* [Problem requirements]: The exercise asks you to copy every line below in which "accts" appears.

##### Data excerpts #####

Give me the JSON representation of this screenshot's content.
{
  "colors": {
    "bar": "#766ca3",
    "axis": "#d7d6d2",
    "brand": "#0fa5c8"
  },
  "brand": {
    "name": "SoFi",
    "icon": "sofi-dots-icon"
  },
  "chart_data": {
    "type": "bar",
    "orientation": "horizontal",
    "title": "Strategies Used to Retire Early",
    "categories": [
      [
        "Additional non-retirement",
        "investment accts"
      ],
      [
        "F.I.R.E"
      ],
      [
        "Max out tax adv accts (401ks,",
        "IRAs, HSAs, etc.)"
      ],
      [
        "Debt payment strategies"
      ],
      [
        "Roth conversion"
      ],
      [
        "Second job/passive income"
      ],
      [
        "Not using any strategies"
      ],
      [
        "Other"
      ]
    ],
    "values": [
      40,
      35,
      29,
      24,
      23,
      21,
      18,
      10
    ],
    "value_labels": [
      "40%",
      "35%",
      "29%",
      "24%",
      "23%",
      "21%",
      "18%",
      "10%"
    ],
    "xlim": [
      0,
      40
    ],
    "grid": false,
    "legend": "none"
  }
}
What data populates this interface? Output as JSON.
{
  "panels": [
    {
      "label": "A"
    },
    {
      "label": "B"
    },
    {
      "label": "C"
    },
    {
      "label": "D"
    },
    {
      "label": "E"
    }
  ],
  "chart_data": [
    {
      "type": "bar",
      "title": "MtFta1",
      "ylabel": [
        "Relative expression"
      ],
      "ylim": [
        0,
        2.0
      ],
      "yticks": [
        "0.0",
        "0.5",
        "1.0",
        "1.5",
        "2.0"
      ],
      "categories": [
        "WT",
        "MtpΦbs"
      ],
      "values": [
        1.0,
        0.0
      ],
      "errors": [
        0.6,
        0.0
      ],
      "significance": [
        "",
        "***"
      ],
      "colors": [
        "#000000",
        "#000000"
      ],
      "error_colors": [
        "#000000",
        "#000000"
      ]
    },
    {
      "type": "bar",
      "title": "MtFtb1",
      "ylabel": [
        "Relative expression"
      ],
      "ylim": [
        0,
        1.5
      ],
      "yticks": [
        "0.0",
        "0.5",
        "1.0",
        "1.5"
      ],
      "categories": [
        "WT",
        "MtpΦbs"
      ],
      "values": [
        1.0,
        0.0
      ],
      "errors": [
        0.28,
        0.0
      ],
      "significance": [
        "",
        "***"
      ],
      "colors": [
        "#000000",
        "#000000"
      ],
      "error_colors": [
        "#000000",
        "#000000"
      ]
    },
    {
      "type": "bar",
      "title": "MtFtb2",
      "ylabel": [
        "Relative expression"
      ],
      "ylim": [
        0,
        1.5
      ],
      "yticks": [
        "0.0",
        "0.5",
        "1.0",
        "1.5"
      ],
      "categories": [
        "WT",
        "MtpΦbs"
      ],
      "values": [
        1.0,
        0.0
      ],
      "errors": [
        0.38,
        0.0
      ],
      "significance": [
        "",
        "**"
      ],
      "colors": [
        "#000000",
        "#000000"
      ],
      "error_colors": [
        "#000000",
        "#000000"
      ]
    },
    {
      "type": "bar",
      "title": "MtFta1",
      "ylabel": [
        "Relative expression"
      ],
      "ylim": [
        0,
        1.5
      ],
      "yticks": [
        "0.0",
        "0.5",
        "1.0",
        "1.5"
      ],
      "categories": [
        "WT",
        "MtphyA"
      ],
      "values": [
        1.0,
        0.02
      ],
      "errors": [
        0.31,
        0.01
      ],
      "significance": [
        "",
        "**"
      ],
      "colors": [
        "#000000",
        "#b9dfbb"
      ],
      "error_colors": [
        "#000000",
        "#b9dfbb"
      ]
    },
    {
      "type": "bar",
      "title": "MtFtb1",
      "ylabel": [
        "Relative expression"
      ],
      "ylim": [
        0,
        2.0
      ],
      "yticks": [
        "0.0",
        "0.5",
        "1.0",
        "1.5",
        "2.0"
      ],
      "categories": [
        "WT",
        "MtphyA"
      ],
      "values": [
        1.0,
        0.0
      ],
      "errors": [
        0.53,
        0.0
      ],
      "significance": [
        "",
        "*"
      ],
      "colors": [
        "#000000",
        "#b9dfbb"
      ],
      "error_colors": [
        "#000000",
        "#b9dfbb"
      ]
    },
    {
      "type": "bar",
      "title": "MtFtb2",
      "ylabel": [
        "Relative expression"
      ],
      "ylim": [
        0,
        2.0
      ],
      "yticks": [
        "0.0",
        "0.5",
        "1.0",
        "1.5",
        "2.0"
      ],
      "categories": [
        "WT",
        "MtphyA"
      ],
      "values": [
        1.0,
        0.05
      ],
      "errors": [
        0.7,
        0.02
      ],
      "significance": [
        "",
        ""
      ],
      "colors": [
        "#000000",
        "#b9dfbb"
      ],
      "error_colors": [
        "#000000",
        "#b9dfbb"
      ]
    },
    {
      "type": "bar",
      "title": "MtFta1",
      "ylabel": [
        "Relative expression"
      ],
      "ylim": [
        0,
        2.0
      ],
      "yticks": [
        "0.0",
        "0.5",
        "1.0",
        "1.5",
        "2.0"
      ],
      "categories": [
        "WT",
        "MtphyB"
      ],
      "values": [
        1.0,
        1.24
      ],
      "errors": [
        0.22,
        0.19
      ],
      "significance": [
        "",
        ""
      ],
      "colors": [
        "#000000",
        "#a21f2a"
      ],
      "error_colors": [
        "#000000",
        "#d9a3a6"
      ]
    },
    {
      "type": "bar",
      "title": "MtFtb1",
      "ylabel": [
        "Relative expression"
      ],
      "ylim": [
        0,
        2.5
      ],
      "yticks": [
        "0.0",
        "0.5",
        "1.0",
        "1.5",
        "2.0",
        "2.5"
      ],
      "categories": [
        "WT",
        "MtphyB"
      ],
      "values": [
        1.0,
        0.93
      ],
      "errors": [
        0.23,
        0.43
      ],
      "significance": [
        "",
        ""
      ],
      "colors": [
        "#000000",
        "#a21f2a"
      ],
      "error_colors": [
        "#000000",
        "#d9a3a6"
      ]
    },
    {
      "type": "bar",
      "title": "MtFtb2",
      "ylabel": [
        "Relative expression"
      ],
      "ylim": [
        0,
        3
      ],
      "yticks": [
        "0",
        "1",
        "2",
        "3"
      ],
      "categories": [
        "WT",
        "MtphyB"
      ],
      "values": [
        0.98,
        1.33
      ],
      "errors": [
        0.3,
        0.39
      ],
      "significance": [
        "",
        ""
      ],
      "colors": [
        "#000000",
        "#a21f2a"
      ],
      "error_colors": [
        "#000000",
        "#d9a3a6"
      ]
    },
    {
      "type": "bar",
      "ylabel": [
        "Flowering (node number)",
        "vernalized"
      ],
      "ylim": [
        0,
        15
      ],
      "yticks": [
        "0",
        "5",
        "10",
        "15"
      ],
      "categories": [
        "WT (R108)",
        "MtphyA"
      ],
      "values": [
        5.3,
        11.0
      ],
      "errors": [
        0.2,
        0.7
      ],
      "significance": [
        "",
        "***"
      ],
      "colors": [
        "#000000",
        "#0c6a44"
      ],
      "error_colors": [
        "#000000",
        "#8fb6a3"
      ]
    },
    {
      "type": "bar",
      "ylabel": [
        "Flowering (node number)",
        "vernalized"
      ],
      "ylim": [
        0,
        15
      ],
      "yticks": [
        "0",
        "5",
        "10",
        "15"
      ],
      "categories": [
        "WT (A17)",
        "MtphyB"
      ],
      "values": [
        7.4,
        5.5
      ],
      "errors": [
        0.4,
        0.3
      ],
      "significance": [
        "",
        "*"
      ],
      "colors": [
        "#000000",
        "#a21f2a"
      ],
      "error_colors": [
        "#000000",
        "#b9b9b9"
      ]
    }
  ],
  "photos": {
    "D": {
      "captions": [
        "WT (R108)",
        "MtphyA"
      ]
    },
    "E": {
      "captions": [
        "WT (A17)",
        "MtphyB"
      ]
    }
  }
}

#####

* [Written answer]:
        "investment accts"
        "Max out tax adv accts (401ks,",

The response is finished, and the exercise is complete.